Aim of the exercise: Retype the complete listing exactly as it appears.

Provided information:
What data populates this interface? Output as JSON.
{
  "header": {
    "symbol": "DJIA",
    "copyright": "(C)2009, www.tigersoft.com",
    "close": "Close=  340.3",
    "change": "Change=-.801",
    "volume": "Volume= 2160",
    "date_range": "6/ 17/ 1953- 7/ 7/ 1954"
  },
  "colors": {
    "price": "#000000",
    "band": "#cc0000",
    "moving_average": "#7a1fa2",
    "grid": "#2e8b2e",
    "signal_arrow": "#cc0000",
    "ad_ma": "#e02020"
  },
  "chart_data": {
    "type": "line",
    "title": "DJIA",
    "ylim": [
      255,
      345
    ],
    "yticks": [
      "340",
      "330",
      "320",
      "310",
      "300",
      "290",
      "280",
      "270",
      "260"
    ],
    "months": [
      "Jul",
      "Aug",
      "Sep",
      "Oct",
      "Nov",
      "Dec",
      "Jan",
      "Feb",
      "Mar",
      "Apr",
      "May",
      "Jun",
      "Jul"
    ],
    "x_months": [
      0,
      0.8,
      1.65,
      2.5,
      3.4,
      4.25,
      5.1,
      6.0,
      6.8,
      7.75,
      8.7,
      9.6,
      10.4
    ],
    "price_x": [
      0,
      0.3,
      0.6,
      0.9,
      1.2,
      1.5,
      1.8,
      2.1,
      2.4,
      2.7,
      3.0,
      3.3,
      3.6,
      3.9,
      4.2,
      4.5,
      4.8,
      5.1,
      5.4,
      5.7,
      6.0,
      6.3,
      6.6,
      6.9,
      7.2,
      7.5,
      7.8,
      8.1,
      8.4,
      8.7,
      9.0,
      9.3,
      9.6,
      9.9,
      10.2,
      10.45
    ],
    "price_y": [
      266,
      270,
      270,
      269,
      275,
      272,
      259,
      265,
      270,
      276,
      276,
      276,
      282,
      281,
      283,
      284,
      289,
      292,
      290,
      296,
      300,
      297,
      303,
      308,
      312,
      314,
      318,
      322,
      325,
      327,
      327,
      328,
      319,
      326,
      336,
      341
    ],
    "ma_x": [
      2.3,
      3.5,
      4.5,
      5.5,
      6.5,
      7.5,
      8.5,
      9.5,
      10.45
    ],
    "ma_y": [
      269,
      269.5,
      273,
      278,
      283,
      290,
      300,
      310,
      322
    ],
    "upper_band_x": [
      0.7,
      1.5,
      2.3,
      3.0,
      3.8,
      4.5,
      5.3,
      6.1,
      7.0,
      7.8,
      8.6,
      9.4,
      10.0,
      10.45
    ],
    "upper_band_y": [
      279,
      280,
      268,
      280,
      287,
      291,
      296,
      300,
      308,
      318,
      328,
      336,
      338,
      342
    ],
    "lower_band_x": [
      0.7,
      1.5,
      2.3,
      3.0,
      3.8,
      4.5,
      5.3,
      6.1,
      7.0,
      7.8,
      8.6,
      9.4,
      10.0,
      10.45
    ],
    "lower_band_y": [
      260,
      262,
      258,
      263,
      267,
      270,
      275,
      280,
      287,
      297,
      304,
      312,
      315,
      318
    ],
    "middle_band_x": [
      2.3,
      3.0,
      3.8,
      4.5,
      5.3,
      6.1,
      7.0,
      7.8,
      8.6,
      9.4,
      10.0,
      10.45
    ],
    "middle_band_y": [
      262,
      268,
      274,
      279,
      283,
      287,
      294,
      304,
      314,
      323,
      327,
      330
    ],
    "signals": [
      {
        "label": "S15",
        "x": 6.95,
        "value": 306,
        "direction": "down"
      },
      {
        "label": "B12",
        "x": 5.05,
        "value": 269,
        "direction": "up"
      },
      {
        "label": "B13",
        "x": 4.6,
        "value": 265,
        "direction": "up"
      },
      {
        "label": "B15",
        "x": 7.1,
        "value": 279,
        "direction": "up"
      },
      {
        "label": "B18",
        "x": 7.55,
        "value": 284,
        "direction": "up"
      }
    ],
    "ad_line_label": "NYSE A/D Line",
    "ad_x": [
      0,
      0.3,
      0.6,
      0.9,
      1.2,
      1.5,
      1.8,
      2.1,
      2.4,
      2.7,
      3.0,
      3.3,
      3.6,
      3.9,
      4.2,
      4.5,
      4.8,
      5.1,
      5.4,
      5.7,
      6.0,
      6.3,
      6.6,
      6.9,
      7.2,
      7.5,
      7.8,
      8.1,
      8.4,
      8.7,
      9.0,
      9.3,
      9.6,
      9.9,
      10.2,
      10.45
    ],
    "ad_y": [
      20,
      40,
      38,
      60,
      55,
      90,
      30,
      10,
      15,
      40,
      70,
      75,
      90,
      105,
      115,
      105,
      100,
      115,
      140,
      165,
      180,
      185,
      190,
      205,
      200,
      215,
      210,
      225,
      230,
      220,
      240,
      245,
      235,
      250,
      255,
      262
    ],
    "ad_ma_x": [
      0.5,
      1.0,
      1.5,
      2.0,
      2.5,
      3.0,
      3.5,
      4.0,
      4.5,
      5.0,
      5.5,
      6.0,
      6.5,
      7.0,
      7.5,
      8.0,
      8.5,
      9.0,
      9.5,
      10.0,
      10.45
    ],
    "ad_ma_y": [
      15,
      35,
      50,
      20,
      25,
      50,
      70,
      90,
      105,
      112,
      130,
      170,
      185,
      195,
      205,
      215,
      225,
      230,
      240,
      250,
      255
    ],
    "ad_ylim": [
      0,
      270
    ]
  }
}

Solution:
What data populates this interface? Output as JSON.
{
  "header": {
    "symbol": "DJIA",
    "copyright": "(C)2009, www.tigersoft.com",
    "close": "Close=  340.3",
    "change": "Change=-.801",
    "volume": "Volume= 2160",
    "date_range": "6/ 17/ 1953- 7/ 7/ 1954"
  },
  "colors": {
    "price": "#000000",
    "band": "#cc0000",
    "moving_average": "#7a1fa2",
    "grid": "#2e8b2e",
    "signal_arrow": "#cc0000",
    "ad_ma": "#e02020"
  },
  "chart_data": {
    "type": "line",
    "title": "DJIA",
    "ylim": [
      255,
      345
    ],
    "yticks": [
      "340",
      "330",
      "320",
      "310",
      "300",
      "290",
      "280",
      "270",
      "260"
    ],
    "months": [
      "Jul",
      "Aug",
      "Sep",
      "Oct",
      "Nov",
      "Dec",
      "Jan",
      "Feb",
      "Mar",
      "Apr",
      "May",
      "Jun",
      "Jul"
    ],
    "x_months": [
      0,
      0.8,
      1.65,
      2.5,
      3.4,
      4.25,
      5.1,
      6.0,
      6.8,
      7.75,
      8.7,
      9.6,
      10.4
    ],
    "price_x": [
      0,
      0.3,
      0.6,
      0.9,
      1.2,
      1.5,
      1.8,
      2.1,
      2.4,
      2.7,
      3.0,
      3.3,
      3.6,
      3.9,
      4.2,
      4.5,
      4.8,
      5.1,
      5.4,
      5.7,
      6.0,
      6.3,
      6.6,
      6.9,
      7.2,
      7.5,
      7.8,
      8.1,
      8.4,
      8.7,
      9.0,
      9.3,
      9.6,
      9.9,
      10.2,
      10.45
    ],
    "price_y": [
      266,
      270,
      270,
      269,
      275,
      272,
      259,
      265,
      270,
      276,
      276,
      276,
      282,
      281,
      283,
      284,
      289,
      292,
      290,
      296,
      300,
      297,
      303,
      308,
      312,
      314,
      318,
      322,
      325,
      327,
      327,
      328,
      319,
      326,
      336,
      341
    ],
    "ma_x": [
      2.3,
      3.5,
      4.5,
      5.5,
      6.5,
      7.5,
      8.5,
      9.5,
      10.45
    ],
    "ma_y": [
      269,
      269.5,
      273,
      278,
      283,
      290,
      300,
      310,
      322
    ],
    "upper_band_x": [
      0.7,
      1.5,
      2.3,
      3.0,
      3.8,
      4.5,
      5.3,
      6.1,
      7.0,
      7.8,
      8.6,
      9.4,
      10.0,
      10.45
    ],
    "upper_band_y": [
      279,
      280,
      268,
      280,
      287,
      291,
      296,
      300,
      308,
      318,
      328,
      336,
      338,
      342
    ],
    "lower_band_x": [
      0.7,
      1.5,
      2.3,
      3.0,
      3.8,
      4.5,
      5.3,
      6.1,
      7.0,
      7.8,
      8.6,
      9.4,
      10.0,
      10.45
    ],
    "lower_band_y": [
      260,
      262,
      258,
      263,
      267,
      270,
      275,
      280,
      287,
      297,
      304,
      312,
      315,
      318
    ],
    "middle_band_x": [
      2.3,
      3.0,
      3.8,
      4.5,
      5.3,
      6.1,
      7.0,
      7.8,
      8.6,
      9.4,
      10.0,
      10.45
    ],
    "middle_band_y": [
      262,
      268,
      274,
      279,
      283,
      287,
      294,
      304,
      314,
      323,
      327,
      330
    ],
    "signals": [
      {
        "label": "S15",
        "x": 6.95,
        "value": 306,
        "direction": "down"
      },
      {
        "label": "B12",
        "x": 5.05,
        "value": 269,
        "direction": "up"
      },
      {
        "label": "B13",
        "x": 4.6,
        "value": 265,
        "direction": "up"
      },
      {
        "label": "B15",
        "x": 7.1,
        "value": 279,
        "direction": "up"
      },
      {
        "label": "B18",
        "x": 7.55,
        "value": 284,
        "direction": "up"
      }
    ],
    "ad_line_label": "NYSE A/D Line",
    "ad_x": [
      0,
      0.3,
      0.6,
      0.9,
      1.2,
      1.5,
      1.8,
      2.1,
      2.4,
      2.7,
      3.0,
      3.3,
      3.6,
      3.9,
      4.2,
      4.5,
      4.8,
      5.1,
      5.4,
      5.7,
      6.0,
      6.3,
      6.6,
      6.9,
      7.2,
      7.5,
      7.8,
      8.1,
      8.4,
      8.7,
      9.0,
      9.3,
      9.6,
      9.9,
      10.2,
      10.45
    ],
    "ad_y": [
      20,
      40,
      38,
      60,
      55,
      90,
      30,
      10,
      15,
      40,
      70,
      75,
      90,
      105,
      115,
      105,
      100,
      115,
      140,
      165,
      180,
      185,
      190,
      205,
      200,
      215,
      210,
      225,
      230,
      220,
      240,
      245,
      235,
      250,
      255,
      262
    ],
    "ad_ma_x": [
      0.5,
      1.0,
      1.5,
      2.0,
      2.5,
      3.0,
      3.5,
      4.0,
      4.5,
      5.0,
      5.5,
      6.0,
      6.5,
      7.0,
      7.5,
      8.0,
      8.5,
      9.0,
      9.5,
      10.0,
      10.45
    ],
    "ad_ma_y": [
      15,
      35,
      50,
      20,
      25,
      50,
      70,
      90,
      105,
      112,
      130,
      170,
      185,
      195,
      205,
      215,
      225,
      230,
      240,
      250,
      255
    ],
    "ad_ylim": [
      0,
      270
    ]
  }
}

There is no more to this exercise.